- _Goal_
Express the lines starting at the one containing "app-menu-dropdown[interactable]: ▼ [24, 3, 38, 17]" and ending at the one containing "app-title: Бухгалтерия предприятия, редакция" as a numbered list, with blank lines left out.

- _Given information_

----------------

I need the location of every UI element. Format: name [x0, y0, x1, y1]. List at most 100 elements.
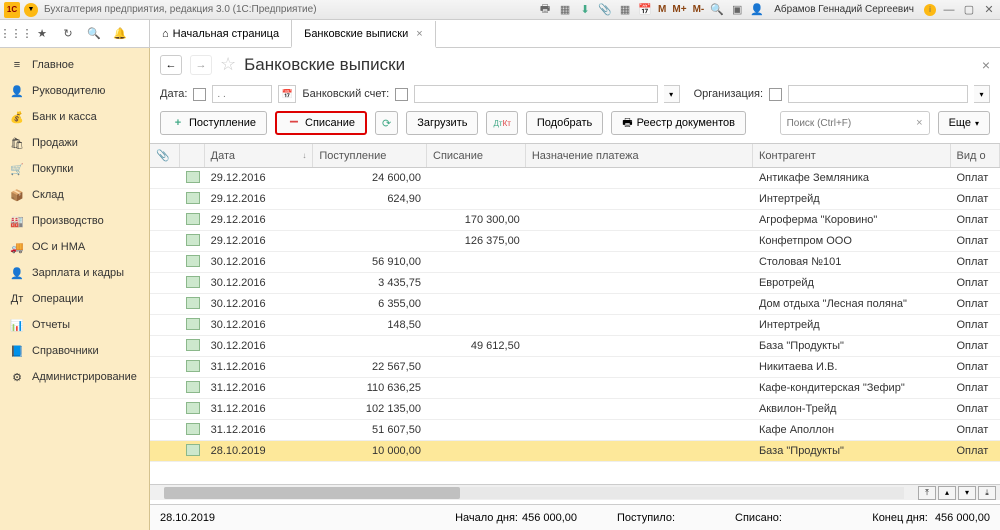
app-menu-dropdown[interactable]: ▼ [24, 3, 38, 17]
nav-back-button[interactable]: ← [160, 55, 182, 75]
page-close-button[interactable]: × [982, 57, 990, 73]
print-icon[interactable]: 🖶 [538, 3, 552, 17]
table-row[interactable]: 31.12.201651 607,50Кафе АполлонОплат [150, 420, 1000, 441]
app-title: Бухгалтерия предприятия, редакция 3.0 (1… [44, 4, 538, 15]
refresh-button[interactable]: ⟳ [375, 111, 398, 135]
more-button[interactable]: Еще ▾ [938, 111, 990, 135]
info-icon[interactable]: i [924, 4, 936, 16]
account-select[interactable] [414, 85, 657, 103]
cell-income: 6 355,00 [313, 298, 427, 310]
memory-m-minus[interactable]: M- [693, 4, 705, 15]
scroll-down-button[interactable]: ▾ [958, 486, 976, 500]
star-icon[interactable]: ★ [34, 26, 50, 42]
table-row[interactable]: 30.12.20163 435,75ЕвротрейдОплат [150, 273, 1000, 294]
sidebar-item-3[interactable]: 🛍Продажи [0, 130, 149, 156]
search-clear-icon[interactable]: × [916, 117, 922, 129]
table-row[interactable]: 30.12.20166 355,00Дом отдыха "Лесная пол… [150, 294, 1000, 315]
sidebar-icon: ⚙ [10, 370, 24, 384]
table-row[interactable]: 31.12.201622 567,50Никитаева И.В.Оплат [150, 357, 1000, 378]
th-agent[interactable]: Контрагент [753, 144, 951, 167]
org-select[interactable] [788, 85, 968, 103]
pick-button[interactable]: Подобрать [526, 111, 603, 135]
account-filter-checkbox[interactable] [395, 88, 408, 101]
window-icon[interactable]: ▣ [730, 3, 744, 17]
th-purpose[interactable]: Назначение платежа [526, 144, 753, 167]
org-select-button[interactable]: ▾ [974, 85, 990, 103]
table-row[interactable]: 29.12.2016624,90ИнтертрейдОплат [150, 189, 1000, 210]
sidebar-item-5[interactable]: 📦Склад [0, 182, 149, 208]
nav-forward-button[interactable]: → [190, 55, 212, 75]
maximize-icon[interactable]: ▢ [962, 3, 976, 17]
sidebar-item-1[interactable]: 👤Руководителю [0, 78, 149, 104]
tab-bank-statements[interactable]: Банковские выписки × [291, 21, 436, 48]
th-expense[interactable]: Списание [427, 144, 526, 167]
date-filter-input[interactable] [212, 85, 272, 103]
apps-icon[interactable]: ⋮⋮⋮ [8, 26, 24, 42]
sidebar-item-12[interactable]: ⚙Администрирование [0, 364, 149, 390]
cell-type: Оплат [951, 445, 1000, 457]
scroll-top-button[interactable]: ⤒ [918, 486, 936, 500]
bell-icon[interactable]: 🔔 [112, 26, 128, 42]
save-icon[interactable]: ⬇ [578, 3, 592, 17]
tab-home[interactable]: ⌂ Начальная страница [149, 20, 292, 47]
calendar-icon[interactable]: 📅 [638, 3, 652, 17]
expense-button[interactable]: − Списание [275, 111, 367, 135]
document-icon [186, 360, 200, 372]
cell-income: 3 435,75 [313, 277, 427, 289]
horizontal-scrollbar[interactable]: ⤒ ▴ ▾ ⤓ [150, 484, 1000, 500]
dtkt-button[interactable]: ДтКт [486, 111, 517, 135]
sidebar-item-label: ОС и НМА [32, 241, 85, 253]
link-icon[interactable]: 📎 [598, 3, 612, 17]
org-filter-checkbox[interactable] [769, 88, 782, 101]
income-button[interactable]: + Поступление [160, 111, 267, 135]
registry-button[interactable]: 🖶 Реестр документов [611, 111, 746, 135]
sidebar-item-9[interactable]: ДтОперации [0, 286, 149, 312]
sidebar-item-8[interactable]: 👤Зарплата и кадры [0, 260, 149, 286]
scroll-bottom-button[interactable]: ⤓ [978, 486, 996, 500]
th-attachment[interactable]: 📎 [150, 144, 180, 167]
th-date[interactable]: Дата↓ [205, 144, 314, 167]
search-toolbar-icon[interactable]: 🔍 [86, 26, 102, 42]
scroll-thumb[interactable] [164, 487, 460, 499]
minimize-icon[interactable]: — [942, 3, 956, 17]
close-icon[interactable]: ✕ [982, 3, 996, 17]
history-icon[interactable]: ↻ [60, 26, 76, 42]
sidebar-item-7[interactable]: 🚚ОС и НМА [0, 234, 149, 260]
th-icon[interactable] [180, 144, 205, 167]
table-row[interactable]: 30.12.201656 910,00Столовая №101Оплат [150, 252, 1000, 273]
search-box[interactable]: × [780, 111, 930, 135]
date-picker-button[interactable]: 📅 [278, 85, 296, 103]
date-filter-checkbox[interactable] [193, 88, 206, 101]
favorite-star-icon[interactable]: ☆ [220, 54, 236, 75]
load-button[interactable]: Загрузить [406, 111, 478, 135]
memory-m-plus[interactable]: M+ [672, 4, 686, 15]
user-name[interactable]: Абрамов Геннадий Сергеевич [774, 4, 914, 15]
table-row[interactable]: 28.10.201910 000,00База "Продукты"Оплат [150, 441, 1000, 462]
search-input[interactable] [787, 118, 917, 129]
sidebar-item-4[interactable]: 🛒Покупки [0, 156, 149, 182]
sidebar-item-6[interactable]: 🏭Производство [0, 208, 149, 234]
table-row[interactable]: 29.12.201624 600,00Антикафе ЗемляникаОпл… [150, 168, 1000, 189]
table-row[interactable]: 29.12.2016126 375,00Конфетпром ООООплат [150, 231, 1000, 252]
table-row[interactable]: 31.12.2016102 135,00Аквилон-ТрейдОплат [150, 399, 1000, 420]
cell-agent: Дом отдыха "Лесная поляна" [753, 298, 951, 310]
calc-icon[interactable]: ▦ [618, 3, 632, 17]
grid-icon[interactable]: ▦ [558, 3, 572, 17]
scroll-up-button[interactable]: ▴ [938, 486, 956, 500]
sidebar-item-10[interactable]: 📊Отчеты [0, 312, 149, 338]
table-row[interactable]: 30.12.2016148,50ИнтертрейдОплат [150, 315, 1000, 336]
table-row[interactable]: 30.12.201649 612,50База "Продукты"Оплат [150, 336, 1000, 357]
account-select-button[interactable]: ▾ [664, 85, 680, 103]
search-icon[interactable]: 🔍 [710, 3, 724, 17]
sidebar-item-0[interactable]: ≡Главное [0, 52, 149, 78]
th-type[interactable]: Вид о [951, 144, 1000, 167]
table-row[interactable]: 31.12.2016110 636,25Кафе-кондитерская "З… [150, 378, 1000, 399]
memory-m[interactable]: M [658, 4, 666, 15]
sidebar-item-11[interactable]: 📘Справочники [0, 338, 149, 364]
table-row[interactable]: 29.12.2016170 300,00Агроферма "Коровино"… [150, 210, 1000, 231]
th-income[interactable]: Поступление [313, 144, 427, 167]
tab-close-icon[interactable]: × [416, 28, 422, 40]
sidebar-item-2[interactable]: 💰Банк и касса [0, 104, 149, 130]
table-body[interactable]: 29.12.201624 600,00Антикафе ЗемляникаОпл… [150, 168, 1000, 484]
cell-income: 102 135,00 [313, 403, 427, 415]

----------------

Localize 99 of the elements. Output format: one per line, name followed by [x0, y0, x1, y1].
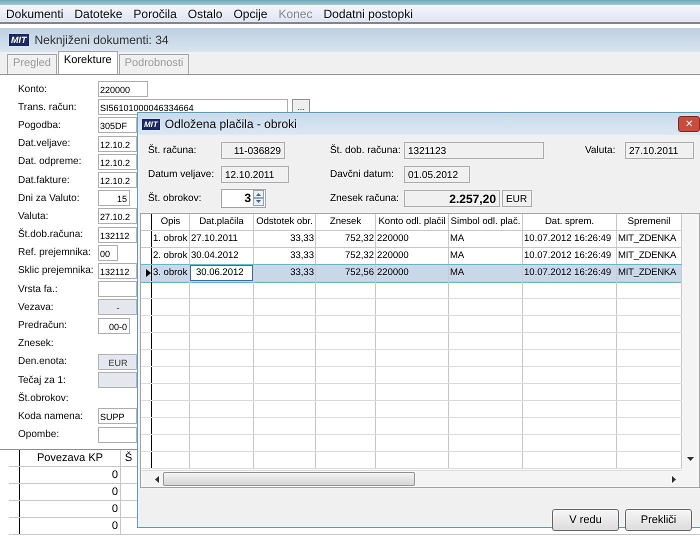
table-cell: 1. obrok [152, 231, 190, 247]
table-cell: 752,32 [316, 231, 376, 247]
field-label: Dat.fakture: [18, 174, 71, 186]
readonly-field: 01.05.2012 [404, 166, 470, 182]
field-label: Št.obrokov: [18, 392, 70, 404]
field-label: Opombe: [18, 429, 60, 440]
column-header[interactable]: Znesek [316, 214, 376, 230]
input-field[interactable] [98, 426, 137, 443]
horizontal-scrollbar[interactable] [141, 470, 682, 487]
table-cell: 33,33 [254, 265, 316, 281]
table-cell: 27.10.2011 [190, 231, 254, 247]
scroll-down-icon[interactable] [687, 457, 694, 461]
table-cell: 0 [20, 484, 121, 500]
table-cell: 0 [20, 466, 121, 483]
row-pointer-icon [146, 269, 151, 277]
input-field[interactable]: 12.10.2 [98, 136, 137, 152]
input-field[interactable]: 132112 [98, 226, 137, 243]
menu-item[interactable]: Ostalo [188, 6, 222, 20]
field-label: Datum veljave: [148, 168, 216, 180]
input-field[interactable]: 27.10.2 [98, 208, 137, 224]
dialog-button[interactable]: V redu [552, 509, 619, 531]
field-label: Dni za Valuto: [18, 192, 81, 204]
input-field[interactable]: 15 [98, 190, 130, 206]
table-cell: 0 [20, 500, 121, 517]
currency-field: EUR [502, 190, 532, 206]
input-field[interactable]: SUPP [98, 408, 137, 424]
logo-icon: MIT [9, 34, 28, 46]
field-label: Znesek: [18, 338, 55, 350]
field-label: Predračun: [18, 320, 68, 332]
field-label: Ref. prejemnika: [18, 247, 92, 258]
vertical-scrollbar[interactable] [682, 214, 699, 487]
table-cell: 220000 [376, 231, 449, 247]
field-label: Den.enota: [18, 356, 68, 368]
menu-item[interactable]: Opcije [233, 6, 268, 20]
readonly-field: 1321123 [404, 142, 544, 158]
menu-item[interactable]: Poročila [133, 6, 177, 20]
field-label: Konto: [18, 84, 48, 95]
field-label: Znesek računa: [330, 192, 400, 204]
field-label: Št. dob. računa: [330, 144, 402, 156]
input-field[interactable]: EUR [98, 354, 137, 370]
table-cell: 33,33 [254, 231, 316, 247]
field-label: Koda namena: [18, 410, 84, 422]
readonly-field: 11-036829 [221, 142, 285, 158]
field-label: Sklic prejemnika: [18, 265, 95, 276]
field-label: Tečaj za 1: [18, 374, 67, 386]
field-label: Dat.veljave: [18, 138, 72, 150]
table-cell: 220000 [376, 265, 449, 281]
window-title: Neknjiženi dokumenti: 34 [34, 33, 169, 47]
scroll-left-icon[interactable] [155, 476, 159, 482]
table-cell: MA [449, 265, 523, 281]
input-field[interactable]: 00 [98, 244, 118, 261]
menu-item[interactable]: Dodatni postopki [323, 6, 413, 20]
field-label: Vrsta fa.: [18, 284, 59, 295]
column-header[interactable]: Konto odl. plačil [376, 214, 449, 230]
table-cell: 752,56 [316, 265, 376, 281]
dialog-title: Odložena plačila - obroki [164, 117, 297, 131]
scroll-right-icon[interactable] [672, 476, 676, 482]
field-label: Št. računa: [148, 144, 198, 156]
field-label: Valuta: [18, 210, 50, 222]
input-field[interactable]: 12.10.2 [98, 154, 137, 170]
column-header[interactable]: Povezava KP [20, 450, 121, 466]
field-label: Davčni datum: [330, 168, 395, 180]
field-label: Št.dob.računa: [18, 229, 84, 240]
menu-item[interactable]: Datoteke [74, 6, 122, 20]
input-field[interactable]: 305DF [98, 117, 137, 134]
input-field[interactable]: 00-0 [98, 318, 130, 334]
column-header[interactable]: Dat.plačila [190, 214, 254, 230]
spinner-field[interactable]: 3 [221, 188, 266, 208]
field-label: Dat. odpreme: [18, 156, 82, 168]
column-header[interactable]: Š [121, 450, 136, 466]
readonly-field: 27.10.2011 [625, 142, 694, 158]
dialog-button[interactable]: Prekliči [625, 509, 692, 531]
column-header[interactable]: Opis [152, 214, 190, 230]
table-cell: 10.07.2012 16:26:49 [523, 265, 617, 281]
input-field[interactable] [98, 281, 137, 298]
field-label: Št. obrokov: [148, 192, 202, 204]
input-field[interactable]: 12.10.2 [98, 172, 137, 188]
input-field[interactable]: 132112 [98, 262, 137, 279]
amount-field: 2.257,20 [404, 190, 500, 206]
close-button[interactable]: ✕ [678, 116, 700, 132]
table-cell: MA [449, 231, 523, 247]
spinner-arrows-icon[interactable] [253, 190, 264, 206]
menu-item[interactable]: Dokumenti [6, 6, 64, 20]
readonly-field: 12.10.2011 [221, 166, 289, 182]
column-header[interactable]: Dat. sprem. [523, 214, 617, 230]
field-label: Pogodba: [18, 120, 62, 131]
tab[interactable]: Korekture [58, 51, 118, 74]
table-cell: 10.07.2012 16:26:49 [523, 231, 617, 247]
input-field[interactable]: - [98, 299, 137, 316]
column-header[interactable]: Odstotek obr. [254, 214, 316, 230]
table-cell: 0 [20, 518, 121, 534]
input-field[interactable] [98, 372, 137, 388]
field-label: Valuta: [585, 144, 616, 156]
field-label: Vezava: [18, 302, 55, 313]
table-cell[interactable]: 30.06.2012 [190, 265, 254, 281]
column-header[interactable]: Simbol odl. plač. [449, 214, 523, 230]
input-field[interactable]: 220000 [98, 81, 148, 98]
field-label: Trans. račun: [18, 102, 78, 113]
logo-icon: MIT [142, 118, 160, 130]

----------------

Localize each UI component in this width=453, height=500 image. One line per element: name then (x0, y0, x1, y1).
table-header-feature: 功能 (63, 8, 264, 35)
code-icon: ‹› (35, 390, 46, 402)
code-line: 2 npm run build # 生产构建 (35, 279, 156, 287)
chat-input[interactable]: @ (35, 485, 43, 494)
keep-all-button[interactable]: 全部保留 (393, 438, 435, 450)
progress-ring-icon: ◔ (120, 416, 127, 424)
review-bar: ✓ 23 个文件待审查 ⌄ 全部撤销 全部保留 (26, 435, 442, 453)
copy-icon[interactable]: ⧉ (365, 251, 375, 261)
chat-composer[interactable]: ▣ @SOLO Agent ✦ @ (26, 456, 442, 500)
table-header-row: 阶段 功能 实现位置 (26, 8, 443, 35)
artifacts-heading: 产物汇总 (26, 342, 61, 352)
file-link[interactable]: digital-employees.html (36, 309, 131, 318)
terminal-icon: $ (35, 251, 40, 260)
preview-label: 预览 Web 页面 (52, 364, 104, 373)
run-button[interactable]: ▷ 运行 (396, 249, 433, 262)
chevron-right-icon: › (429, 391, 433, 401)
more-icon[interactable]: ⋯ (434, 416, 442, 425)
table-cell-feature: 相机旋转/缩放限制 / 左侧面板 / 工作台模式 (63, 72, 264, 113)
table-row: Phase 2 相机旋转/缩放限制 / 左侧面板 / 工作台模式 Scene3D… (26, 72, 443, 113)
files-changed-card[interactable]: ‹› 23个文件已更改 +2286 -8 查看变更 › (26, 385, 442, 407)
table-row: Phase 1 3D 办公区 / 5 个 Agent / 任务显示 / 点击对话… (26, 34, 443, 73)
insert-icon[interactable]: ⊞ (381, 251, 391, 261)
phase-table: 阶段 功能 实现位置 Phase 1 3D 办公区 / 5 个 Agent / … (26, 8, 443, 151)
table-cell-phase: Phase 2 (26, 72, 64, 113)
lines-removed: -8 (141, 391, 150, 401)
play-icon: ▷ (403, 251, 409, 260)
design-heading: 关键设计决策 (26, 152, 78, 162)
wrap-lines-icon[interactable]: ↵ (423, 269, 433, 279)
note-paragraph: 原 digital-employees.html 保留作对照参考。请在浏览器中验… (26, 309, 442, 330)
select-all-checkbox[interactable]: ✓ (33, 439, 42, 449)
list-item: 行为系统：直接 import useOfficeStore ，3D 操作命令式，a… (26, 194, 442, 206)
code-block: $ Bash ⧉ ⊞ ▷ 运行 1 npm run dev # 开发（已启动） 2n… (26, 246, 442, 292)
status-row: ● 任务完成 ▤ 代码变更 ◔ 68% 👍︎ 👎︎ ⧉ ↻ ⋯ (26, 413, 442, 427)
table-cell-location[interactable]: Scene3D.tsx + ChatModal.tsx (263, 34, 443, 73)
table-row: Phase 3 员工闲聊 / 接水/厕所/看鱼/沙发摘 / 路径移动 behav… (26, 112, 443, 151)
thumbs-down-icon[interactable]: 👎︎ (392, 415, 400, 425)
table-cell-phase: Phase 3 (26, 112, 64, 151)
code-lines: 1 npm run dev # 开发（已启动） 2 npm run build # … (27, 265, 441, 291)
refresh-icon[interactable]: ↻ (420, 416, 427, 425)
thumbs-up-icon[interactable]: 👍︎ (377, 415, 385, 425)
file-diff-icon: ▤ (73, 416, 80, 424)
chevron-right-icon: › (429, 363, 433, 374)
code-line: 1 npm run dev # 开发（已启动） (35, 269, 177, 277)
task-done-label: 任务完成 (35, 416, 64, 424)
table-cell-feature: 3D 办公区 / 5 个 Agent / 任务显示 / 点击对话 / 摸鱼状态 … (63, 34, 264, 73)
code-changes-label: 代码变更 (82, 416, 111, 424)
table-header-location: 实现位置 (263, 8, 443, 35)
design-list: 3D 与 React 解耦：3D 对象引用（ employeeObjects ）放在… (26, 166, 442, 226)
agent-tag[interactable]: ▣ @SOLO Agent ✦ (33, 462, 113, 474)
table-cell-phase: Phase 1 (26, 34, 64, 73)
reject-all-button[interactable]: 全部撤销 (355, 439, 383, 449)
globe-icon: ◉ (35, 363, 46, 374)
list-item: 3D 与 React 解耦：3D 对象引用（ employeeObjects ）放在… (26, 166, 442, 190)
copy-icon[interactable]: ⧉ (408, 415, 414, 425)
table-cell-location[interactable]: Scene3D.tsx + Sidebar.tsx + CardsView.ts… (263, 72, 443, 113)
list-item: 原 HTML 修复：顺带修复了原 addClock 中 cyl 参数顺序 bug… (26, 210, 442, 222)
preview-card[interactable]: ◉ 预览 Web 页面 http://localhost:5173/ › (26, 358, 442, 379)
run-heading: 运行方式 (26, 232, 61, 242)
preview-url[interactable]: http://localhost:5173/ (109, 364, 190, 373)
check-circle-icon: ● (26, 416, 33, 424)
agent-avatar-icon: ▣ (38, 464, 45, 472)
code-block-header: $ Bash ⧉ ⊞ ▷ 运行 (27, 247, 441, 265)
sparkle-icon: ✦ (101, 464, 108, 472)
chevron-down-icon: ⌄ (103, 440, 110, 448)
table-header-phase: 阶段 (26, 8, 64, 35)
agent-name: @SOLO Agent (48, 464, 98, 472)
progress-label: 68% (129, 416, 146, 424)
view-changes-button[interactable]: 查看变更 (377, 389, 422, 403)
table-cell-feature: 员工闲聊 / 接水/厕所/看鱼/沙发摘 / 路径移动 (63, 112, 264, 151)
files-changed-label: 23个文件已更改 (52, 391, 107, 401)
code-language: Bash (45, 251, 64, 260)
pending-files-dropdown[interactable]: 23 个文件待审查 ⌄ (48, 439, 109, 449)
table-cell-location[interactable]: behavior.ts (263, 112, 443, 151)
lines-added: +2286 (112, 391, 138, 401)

----------------

- _Final result_
1. app-menu-dropdown[interactable]: ▼ [24, 3, 38, 17]
2. nav-back-button[interactable]: ← [160, 55, 182, 75]
3. page-close-button[interactable]: × [982, 57, 990, 73]
4. print-icon[interactable]: 🖶 [538, 3, 552, 17]
5. table-row[interactable]: 31.12.201651 607,50Кафе АполлонОплат [150, 420, 1000, 441]
6. app-title: Бухгалтерия предприятия, редакция 3.0 (1… [44, 4, 538, 15]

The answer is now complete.